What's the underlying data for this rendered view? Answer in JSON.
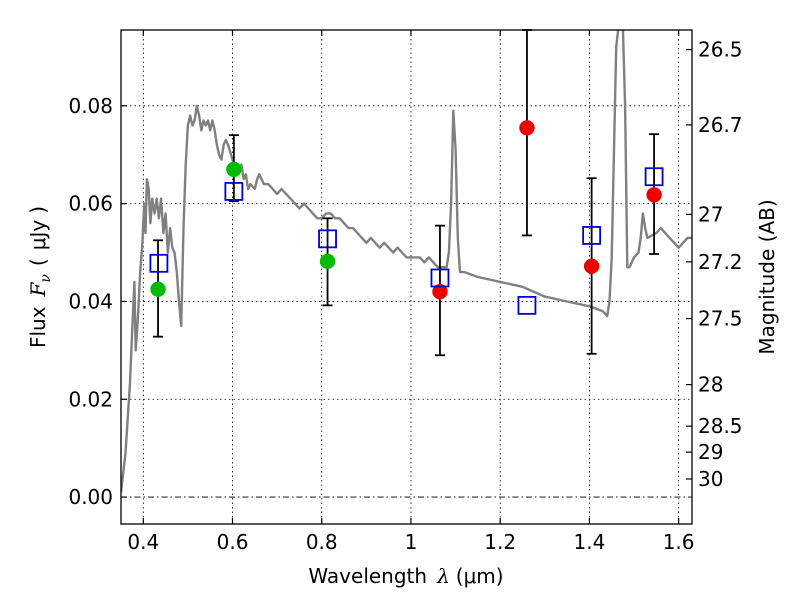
{
  "chart_data": {
    "type": "scatter",
    "title": "",
    "xlabel": "Wavelength",
    "xlabel_symbol": "λ",
    "xlabel_unit": "(μm)",
    "ylabel": "Flux",
    "ylabel_symbol": "F",
    "ylabel_subscript": "ν",
    "ylabel_unit_open": "(",
    "ylabel_unit": "μJy",
    "ylabel_unit_close": ")",
    "right_ylabel": "Magnitude (AB)",
    "xlim": [
      0.35,
      1.63
    ],
    "ylim": [
      -0.0055,
      0.0955
    ],
    "grid": true,
    "xticks": [
      0.4,
      0.6,
      0.8,
      1.0,
      1.2,
      1.4,
      1.6
    ],
    "xtick_labels": [
      "0.4",
      "0.6",
      "0.8",
      "1",
      "1.2",
      "1.4",
      "1.6"
    ],
    "yticks": [
      0.0,
      0.02,
      0.04,
      0.06,
      0.08
    ],
    "ytick_labels": [
      "0.00",
      "0.02",
      "0.04",
      "0.06",
      "0.08"
    ],
    "right_ticks": [
      {
        "label": "26.5",
        "flux": 0.0915
      },
      {
        "label": "26.7",
        "flux": 0.0761
      },
      {
        "label": "27",
        "flux": 0.0578
      },
      {
        "label": "27.2",
        "flux": 0.0481
      },
      {
        "label": "27.5",
        "flux": 0.0365
      },
      {
        "label": "28",
        "flux": 0.023
      },
      {
        "label": "28.5",
        "flux": 0.0145
      },
      {
        "label": "29",
        "flux": 0.0092
      },
      {
        "label": "30",
        "flux": 0.0037
      }
    ],
    "zero_line": 0.0,
    "colors": {
      "model": "#808080",
      "green": "#00bb00",
      "red": "#ee0000",
      "square": "#0000cc",
      "errorbar": "#000000"
    },
    "series": [
      {
        "name": "model-spectrum",
        "kind": "line",
        "points": [
          [
            0.35,
            0.001
          ],
          [
            0.36,
            0.009
          ],
          [
            0.37,
            0.023
          ],
          [
            0.375,
            0.034
          ],
          [
            0.38,
            0.044
          ],
          [
            0.383,
            0.03
          ],
          [
            0.388,
            0.037
          ],
          [
            0.393,
            0.046
          ],
          [
            0.398,
            0.052
          ],
          [
            0.402,
            0.06
          ],
          [
            0.405,
            0.054
          ],
          [
            0.408,
            0.065
          ],
          [
            0.412,
            0.063
          ],
          [
            0.416,
            0.056
          ],
          [
            0.42,
            0.061
          ],
          [
            0.425,
            0.058
          ],
          [
            0.43,
            0.061
          ],
          [
            0.435,
            0.057
          ],
          [
            0.44,
            0.061
          ],
          [
            0.445,
            0.054
          ],
          [
            0.45,
            0.058
          ],
          [
            0.455,
            0.05
          ],
          [
            0.46,
            0.055
          ],
          [
            0.465,
            0.051
          ],
          [
            0.47,
            0.05
          ],
          [
            0.475,
            0.046
          ],
          [
            0.48,
            0.04
          ],
          [
            0.485,
            0.035
          ],
          [
            0.49,
            0.055
          ],
          [
            0.495,
            0.068
          ],
          [
            0.5,
            0.076
          ],
          [
            0.505,
            0.078
          ],
          [
            0.51,
            0.076
          ],
          [
            0.515,
            0.077
          ],
          [
            0.52,
            0.08
          ],
          [
            0.525,
            0.078
          ],
          [
            0.53,
            0.075
          ],
          [
            0.535,
            0.077
          ],
          [
            0.54,
            0.076
          ],
          [
            0.545,
            0.077
          ],
          [
            0.55,
            0.075
          ],
          [
            0.555,
            0.077
          ],
          [
            0.56,
            0.075
          ],
          [
            0.565,
            0.072
          ],
          [
            0.57,
            0.07
          ],
          [
            0.575,
            0.069
          ],
          [
            0.58,
            0.072
          ],
          [
            0.585,
            0.073
          ],
          [
            0.59,
            0.072
          ],
          [
            0.6,
            0.069
          ],
          [
            0.61,
            0.066
          ],
          [
            0.62,
            0.068
          ],
          [
            0.625,
            0.065
          ],
          [
            0.63,
            0.066
          ],
          [
            0.635,
            0.063
          ],
          [
            0.64,
            0.064
          ],
          [
            0.65,
            0.063
          ],
          [
            0.655,
            0.065
          ],
          [
            0.66,
            0.066
          ],
          [
            0.67,
            0.064
          ],
          [
            0.68,
            0.064
          ],
          [
            0.69,
            0.063
          ],
          [
            0.7,
            0.062
          ],
          [
            0.71,
            0.063
          ],
          [
            0.72,
            0.062
          ],
          [
            0.73,
            0.061
          ],
          [
            0.74,
            0.06
          ],
          [
            0.75,
            0.059
          ],
          [
            0.76,
            0.06
          ],
          [
            0.77,
            0.059
          ],
          [
            0.78,
            0.058
          ],
          [
            0.79,
            0.057
          ],
          [
            0.8,
            0.057
          ],
          [
            0.81,
            0.058
          ],
          [
            0.82,
            0.058
          ],
          [
            0.83,
            0.057
          ],
          [
            0.84,
            0.057
          ],
          [
            0.85,
            0.056
          ],
          [
            0.86,
            0.055
          ],
          [
            0.87,
            0.055
          ],
          [
            0.88,
            0.054
          ],
          [
            0.89,
            0.053
          ],
          [
            0.9,
            0.052
          ],
          [
            0.91,
            0.053
          ],
          [
            0.92,
            0.052
          ],
          [
            0.93,
            0.051
          ],
          [
            0.94,
            0.052
          ],
          [
            0.95,
            0.051
          ],
          [
            0.96,
            0.05
          ],
          [
            0.97,
            0.051
          ],
          [
            0.98,
            0.05
          ],
          [
            0.99,
            0.049
          ],
          [
            1.0,
            0.049
          ],
          [
            1.01,
            0.049
          ],
          [
            1.02,
            0.049
          ],
          [
            1.03,
            0.048
          ],
          [
            1.04,
            0.049
          ],
          [
            1.05,
            0.048
          ],
          [
            1.06,
            0.047
          ],
          [
            1.07,
            0.047
          ],
          [
            1.08,
            0.047
          ],
          [
            1.085,
            0.05
          ],
          [
            1.09,
            0.06
          ],
          [
            1.095,
            0.079
          ],
          [
            1.1,
            0.071
          ],
          [
            1.105,
            0.053
          ],
          [
            1.11,
            0.046
          ],
          [
            1.12,
            0.046
          ],
          [
            1.15,
            0.045
          ],
          [
            1.2,
            0.044
          ],
          [
            1.25,
            0.043
          ],
          [
            1.3,
            0.041
          ],
          [
            1.35,
            0.04
          ],
          [
            1.4,
            0.039
          ],
          [
            1.43,
            0.038
          ],
          [
            1.44,
            0.037
          ],
          [
            1.445,
            0.04
          ],
          [
            1.45,
            0.049
          ],
          [
            1.455,
            0.07
          ],
          [
            1.46,
            0.092
          ],
          [
            1.465,
            0.096
          ],
          [
            1.475,
            0.096
          ],
          [
            1.48,
            0.08
          ],
          [
            1.485,
            0.047
          ],
          [
            1.49,
            0.047
          ],
          [
            1.5,
            0.049
          ],
          [
            1.51,
            0.05
          ],
          [
            1.515,
            0.053
          ],
          [
            1.52,
            0.058
          ],
          [
            1.525,
            0.055
          ],
          [
            1.53,
            0.053
          ],
          [
            1.55,
            0.054
          ],
          [
            1.56,
            0.055
          ],
          [
            1.58,
            0.053
          ],
          [
            1.6,
            0.051
          ],
          [
            1.61,
            0.052
          ],
          [
            1.62,
            0.053
          ],
          [
            1.63,
            0.053
          ]
        ]
      },
      {
        "name": "green-points",
        "kind": "marker",
        "marker": "circle",
        "color": "#00bb00",
        "points": [
          [
            0.433,
            0.0425
          ],
          [
            0.603,
            0.067
          ],
          [
            0.813,
            0.0482
          ]
        ]
      },
      {
        "name": "red-points",
        "kind": "marker",
        "marker": "circle",
        "color": "#ee0000",
        "points": [
          [
            1.065,
            0.042
          ],
          [
            1.26,
            0.0755
          ],
          [
            1.405,
            0.0472
          ],
          [
            1.545,
            0.0618
          ]
        ]
      },
      {
        "name": "blue-squares",
        "kind": "marker",
        "marker": "open-square",
        "color": "#0000cc",
        "points": [
          [
            0.435,
            0.0478
          ],
          [
            0.603,
            0.0625
          ],
          [
            0.813,
            0.0528
          ],
          [
            1.065,
            0.0448
          ],
          [
            1.26,
            0.0392
          ],
          [
            1.405,
            0.0535
          ],
          [
            1.545,
            0.0655
          ]
        ]
      }
    ],
    "error_bars": [
      {
        "x": 0.433,
        "low": 0.0328,
        "high": 0.0525
      },
      {
        "x": 0.603,
        "low": 0.0605,
        "high": 0.074
      },
      {
        "x": 0.813,
        "low": 0.0392,
        "high": 0.057
      },
      {
        "x": 1.065,
        "low": 0.029,
        "high": 0.0555
      },
      {
        "x": 1.26,
        "low": 0.0535,
        "high": 0.0955
      },
      {
        "x": 1.405,
        "low": 0.0293,
        "high": 0.0652
      },
      {
        "x": 1.545,
        "low": 0.0497,
        "high": 0.0742
      }
    ]
  }
}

──────

What the task requires ::
State how many lines above contain the string "high", with no other words.

Response to this exercise ::
7